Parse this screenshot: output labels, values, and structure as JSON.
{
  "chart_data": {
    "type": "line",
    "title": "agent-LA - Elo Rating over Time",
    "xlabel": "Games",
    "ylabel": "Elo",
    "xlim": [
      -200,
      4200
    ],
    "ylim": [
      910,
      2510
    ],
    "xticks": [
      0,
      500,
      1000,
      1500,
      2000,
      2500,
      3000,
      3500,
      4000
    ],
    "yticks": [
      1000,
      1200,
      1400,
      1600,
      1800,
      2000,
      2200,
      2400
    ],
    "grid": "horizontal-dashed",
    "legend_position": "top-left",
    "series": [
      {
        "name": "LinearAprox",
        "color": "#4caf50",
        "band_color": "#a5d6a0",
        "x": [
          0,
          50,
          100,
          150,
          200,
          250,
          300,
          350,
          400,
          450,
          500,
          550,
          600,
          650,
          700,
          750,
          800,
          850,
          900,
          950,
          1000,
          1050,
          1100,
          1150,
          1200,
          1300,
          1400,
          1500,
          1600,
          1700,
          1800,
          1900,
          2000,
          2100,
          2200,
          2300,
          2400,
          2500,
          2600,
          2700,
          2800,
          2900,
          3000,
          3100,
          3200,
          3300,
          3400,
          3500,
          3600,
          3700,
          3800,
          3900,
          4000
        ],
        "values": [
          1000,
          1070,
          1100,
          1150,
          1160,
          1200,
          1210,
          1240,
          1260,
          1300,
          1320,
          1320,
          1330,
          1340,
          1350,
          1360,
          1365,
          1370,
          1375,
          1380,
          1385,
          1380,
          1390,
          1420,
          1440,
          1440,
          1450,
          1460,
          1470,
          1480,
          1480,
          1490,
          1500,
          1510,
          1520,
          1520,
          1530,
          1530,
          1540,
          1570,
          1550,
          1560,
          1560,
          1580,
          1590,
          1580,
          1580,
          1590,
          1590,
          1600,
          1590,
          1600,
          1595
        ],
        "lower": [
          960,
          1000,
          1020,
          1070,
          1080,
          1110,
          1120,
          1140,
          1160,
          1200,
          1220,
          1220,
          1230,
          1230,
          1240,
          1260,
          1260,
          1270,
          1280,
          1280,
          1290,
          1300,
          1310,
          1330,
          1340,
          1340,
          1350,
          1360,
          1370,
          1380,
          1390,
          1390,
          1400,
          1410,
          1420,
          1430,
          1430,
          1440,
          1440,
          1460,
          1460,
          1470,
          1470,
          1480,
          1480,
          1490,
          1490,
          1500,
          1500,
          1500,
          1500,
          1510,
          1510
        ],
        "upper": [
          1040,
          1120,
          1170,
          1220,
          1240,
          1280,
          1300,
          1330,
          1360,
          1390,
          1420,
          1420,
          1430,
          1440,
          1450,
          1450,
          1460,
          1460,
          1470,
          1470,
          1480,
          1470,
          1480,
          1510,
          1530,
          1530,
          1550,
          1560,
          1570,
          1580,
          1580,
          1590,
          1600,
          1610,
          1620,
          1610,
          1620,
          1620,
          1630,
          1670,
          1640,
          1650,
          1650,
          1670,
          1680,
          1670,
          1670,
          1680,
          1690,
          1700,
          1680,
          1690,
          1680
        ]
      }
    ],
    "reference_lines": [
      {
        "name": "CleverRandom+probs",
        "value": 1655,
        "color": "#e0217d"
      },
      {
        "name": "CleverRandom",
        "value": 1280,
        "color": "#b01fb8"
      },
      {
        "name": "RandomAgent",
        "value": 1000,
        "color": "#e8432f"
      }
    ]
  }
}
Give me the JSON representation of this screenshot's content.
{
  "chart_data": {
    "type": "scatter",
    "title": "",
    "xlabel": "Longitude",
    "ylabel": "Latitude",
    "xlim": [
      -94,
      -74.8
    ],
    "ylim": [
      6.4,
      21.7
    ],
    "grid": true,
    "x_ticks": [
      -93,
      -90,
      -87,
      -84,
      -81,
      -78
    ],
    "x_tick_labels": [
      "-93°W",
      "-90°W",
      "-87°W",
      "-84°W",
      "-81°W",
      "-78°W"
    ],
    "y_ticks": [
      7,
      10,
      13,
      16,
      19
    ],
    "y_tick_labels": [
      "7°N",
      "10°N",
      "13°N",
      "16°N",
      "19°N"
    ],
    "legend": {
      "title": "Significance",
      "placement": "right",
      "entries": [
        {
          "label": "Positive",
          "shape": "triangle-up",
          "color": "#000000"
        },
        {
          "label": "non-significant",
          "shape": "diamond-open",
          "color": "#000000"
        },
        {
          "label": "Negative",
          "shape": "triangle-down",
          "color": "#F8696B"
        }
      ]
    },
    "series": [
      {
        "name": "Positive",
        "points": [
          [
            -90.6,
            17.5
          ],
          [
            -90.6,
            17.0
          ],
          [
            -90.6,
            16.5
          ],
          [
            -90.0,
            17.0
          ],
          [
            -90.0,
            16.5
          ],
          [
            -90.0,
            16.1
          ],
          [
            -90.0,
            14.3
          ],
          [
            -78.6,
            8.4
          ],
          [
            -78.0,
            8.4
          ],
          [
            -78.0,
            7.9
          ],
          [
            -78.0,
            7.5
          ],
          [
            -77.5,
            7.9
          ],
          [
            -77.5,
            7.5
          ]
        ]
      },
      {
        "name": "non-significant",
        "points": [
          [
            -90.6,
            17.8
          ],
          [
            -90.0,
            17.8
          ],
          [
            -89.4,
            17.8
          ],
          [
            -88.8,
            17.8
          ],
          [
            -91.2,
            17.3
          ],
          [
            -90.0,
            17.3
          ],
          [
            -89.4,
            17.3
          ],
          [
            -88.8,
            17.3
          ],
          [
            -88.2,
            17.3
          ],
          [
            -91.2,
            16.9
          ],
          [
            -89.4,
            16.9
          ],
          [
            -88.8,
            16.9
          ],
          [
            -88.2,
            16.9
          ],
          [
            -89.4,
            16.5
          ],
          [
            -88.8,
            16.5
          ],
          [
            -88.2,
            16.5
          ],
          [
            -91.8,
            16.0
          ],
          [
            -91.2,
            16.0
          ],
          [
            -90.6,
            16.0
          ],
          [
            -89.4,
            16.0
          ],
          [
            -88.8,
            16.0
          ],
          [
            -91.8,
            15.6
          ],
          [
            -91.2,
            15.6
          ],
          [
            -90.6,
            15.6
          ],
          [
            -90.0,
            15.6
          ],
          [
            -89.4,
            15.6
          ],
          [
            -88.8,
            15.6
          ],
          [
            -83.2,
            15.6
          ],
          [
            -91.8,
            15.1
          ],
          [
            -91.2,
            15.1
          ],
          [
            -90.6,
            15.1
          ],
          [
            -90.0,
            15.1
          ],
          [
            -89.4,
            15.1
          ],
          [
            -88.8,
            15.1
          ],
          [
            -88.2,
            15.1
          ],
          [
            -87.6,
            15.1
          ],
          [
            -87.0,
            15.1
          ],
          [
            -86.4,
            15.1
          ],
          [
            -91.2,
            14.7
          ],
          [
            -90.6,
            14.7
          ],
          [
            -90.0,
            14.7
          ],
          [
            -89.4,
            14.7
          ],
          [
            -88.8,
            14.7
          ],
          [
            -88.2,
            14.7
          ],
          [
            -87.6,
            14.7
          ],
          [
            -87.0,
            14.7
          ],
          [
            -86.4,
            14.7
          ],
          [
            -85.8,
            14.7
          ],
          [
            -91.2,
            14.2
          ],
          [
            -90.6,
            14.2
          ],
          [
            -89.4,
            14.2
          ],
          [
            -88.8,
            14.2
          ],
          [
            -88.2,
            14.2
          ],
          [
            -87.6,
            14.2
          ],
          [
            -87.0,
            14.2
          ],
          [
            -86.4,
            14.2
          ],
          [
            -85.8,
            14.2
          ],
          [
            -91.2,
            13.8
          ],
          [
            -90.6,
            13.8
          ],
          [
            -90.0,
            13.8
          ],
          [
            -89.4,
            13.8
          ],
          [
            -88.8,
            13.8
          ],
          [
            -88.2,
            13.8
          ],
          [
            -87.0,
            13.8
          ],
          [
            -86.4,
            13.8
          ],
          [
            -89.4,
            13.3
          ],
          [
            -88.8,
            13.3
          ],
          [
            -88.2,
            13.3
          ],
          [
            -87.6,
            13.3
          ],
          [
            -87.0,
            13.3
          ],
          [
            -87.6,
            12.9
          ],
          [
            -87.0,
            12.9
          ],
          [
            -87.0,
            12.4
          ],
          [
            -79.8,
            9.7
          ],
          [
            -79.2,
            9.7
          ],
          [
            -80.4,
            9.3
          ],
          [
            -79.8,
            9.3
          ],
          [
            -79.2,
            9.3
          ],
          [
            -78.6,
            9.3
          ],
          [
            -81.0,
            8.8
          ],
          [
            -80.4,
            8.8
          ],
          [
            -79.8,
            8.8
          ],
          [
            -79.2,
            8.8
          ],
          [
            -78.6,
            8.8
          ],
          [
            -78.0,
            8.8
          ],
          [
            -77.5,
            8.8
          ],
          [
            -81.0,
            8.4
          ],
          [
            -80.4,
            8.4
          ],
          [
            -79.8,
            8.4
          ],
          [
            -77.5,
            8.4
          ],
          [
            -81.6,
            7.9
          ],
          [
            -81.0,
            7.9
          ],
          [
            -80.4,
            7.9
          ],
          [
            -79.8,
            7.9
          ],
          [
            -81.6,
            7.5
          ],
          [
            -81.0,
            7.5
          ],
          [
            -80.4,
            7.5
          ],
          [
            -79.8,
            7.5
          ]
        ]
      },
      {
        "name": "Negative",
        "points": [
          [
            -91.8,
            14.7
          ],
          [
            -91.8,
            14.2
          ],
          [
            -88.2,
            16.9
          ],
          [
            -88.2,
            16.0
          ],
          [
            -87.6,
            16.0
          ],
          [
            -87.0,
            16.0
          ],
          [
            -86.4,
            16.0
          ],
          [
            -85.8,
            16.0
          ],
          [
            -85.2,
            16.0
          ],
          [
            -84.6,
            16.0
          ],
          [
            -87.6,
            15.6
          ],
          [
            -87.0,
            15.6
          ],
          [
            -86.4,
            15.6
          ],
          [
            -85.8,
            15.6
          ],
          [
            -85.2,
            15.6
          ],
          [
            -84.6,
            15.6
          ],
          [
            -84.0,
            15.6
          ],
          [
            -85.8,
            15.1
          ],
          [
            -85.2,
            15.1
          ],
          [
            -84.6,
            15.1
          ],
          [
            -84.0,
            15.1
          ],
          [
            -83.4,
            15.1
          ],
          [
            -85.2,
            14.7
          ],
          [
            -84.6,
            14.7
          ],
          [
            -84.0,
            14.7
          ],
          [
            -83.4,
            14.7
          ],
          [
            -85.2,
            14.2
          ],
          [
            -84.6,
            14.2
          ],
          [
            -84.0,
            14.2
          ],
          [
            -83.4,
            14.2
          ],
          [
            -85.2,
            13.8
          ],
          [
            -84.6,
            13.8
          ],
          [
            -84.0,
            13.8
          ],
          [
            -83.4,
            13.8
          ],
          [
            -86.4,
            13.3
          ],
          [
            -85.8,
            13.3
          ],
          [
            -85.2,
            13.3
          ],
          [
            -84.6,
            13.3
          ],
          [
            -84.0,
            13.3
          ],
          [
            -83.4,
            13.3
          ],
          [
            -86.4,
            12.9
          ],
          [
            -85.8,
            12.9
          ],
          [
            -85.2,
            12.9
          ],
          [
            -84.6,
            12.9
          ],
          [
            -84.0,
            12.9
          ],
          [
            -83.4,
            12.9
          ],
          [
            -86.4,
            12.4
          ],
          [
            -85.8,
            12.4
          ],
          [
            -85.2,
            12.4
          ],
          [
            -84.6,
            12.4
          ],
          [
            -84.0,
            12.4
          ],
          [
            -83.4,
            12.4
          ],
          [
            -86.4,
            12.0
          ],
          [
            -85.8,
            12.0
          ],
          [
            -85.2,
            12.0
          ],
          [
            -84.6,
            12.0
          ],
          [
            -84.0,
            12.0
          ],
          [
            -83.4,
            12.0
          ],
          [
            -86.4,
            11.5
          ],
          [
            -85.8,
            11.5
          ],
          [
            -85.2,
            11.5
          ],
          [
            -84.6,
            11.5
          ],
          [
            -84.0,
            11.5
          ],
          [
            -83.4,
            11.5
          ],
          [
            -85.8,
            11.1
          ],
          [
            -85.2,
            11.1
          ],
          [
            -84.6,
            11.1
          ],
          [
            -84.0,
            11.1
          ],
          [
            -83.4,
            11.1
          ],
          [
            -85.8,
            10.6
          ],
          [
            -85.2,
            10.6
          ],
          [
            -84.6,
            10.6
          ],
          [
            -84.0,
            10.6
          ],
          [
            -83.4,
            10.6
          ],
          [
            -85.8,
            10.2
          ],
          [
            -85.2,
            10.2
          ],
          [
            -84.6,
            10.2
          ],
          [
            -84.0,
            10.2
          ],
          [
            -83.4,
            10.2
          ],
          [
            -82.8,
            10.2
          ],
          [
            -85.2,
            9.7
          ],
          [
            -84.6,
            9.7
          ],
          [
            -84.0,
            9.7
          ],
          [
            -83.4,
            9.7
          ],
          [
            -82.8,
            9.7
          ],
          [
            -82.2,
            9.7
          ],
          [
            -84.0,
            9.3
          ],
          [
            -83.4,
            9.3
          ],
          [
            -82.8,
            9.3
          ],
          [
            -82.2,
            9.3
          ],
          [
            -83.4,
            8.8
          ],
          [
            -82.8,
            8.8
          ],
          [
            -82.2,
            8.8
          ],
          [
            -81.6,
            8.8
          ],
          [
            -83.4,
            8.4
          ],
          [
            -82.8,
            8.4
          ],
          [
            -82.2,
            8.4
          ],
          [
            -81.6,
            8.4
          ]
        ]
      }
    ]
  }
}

■ ■ ■ ■ ■ ■ ■

§ **What to produce**: Determine how many of the lines above hold the word "values", and output that number by itself.

§ **The solution**: 2